**Short exercise:**
Exclude the pictures, then copy all remaining records exactly.

**Data for processing:**
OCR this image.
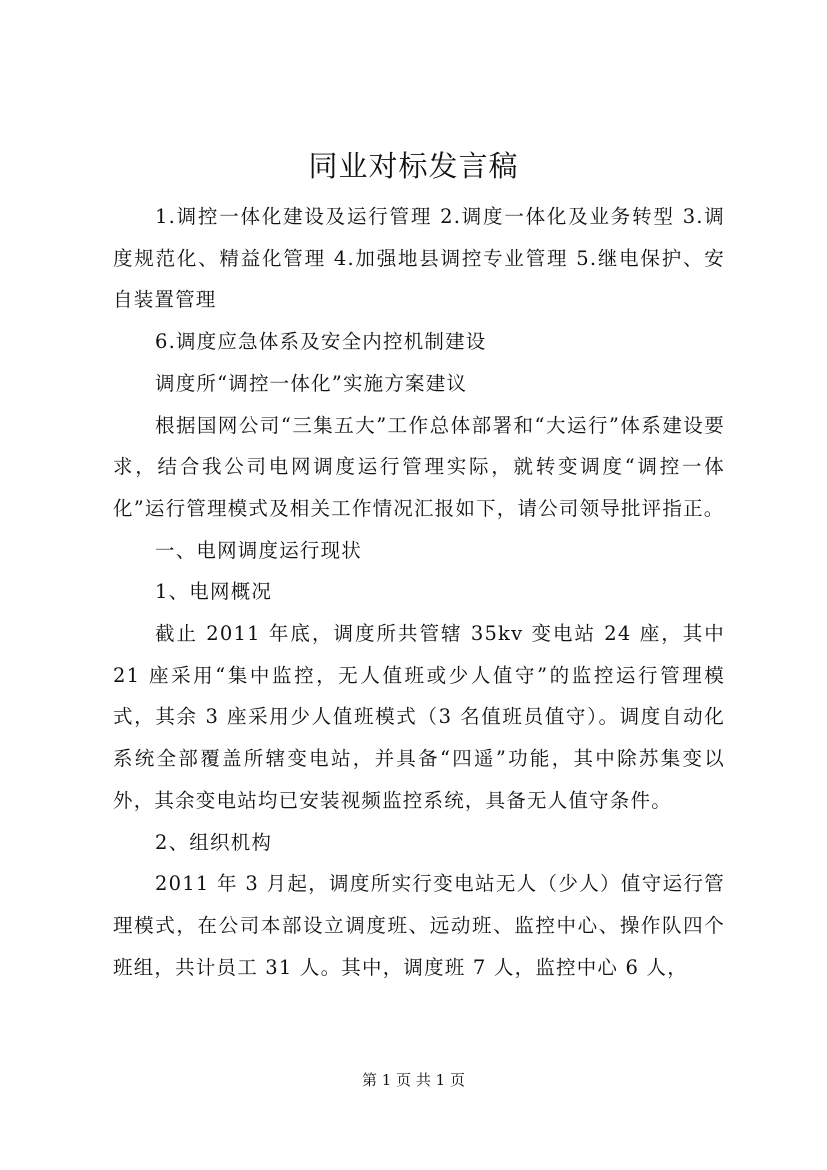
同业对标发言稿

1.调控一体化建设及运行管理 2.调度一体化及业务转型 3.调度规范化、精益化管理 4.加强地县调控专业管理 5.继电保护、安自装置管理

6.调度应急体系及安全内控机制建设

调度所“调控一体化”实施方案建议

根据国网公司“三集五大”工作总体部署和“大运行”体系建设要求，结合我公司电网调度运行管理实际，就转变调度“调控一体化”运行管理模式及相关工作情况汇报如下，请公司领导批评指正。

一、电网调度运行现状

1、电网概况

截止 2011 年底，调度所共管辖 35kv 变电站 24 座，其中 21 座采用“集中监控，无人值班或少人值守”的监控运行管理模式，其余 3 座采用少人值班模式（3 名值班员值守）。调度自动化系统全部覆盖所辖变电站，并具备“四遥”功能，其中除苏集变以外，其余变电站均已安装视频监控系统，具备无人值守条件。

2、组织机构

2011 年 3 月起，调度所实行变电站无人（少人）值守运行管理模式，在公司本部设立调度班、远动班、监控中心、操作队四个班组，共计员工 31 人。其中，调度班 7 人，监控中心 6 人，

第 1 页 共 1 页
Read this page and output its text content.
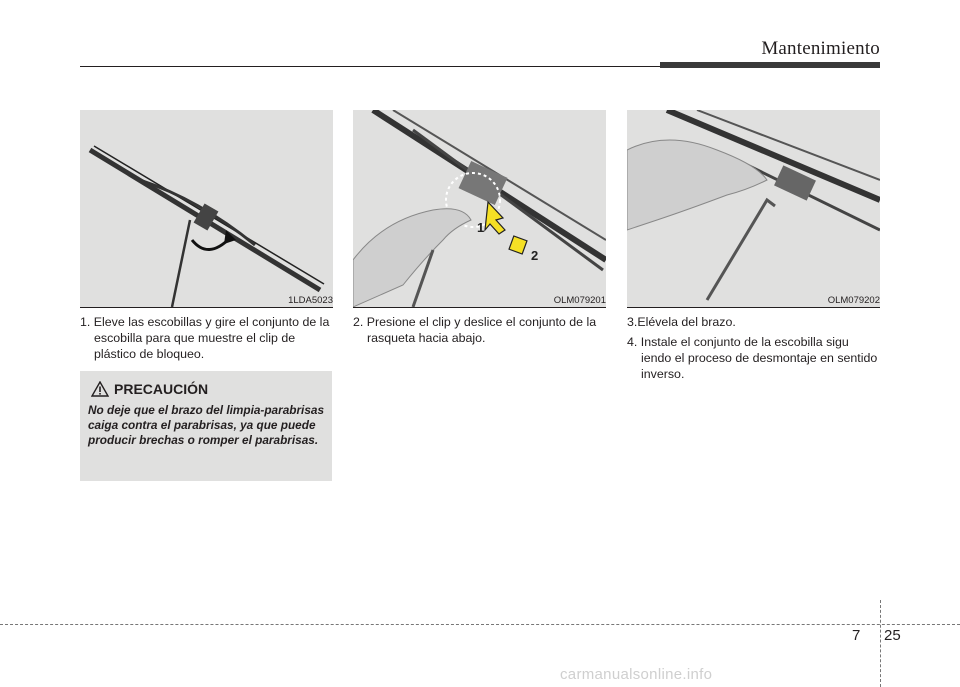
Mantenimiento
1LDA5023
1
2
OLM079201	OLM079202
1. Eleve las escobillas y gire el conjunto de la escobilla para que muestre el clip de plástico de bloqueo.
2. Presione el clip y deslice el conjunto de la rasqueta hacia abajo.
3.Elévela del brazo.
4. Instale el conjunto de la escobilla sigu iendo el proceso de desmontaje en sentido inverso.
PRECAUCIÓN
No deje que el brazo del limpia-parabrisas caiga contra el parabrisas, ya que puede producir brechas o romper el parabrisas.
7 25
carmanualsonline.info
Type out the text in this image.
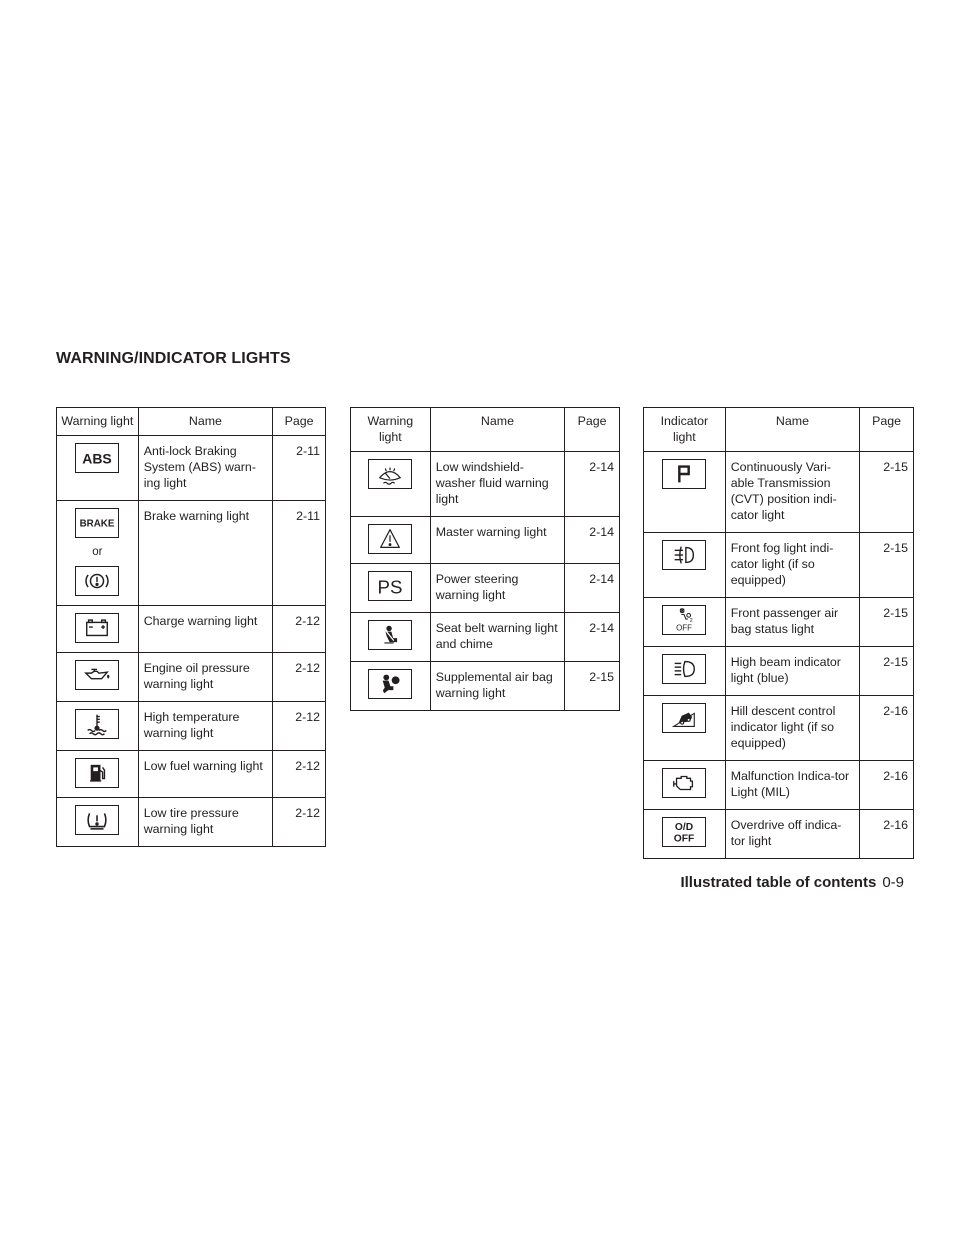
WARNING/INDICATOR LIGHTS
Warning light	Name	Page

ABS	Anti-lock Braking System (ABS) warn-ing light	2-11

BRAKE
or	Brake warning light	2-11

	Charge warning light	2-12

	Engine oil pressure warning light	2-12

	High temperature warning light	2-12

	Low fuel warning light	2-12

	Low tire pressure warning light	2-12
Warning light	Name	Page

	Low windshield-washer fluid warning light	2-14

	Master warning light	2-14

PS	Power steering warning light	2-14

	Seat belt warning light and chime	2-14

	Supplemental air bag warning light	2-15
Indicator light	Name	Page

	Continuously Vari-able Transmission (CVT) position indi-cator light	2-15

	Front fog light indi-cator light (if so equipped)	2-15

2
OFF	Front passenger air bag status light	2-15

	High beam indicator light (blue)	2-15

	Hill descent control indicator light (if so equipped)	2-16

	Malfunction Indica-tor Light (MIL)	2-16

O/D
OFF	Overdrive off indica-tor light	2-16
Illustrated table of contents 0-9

**Written solution:**
OCR this image.
同业对标发言稿

1.调控一体化建设及运行管理 2.调度一体化及业务转型 3.调度规范化、精益化管理 4.加强地县调控专业管理 5.继电保护、安自装置管理

6.调度应急体系及安全内控机制建设

调度所“调控一体化”实施方案建议

根据国网公司“三集五大”工作总体部署和“大运行”体系建设要求，结合我公司电网调度运行管理实际，就转变调度“调控一体化”运行管理模式及相关工作情况汇报如下，请公司领导批评指正。

一、电网调度运行现状

1、电网概况

截止 2011 年底，调度所共管辖 35kv 变电站 24 座，其中 21 座采用“集中监控，无人值班或少人值守”的监控运行管理模式，其余 3 座采用少人值班模式（3 名值班员值守）。调度自动化系统全部覆盖所辖变电站，并具备“四遥”功能，其中除苏集变以外，其余变电站均已安装视频监控系统，具备无人值守条件。

2、组织机构

2011 年 3 月起，调度所实行变电站无人（少人）值守运行管理模式，在公司本部设立调度班、远动班、监控中心、操作队四个班组，共计员工 31 人。其中，调度班 7 人，监控中心 6 人，

第 1 页 共 1 页
Read this page and output its text content.
Mantenimiento
1LDA5023
1
2
OLM079201	OLM079202
1. Eleve las escobillas y gire el conjunto de la escobilla para que muestre el clip de plástico de bloqueo.
2. Presione el clip y deslice el conjunto de la rasqueta hacia abajo.
3.Elévela del brazo.
4. Instale el conjunto de la escobilla sigu iendo el proceso de desmontaje en sentido inverso.
PRECAUCIÓN
No deje que el brazo del limpia-parabrisas caiga contra el parabrisas, ya que puede producir brechas o romper el parabrisas.
7 25
carmanualsonline.info
Type out the text in this image.
WARNING/INDICATOR LIGHTS
Warning light	Name	Page

ABS	Anti-lock Braking System (ABS) warn-ing light	2-11

BRAKE
or	Brake warning light	2-11

	Charge warning light	2-12

	Engine oil pressure warning light	2-12

	High temperature warning light	2-12

	Low fuel warning light	2-12

	Low tire pressure warning light	2-12
Warning light	Name	Page

	Low windshield-washer fluid warning light	2-14

	Master warning light	2-14

PS	Power steering warning light	2-14

	Seat belt warning light and chime	2-14

	Supplemental air bag warning light	2-15
Indicator light	Name	Page

	Continuously Vari-able Transmission (CVT) position indi-cator light	2-15

	Front fog light indi-cator light (if so equipped)	2-15

2
OFF	Front passenger air bag status light	2-15

	High beam indicator light (blue)	2-15

	Hill descent control indicator light (if so equipped)	2-16

	Malfunction Indica-tor Light (MIL)	2-16

O/D
OFF	Overdrive off indica-tor light	2-16
Illustrated table of contents 0-9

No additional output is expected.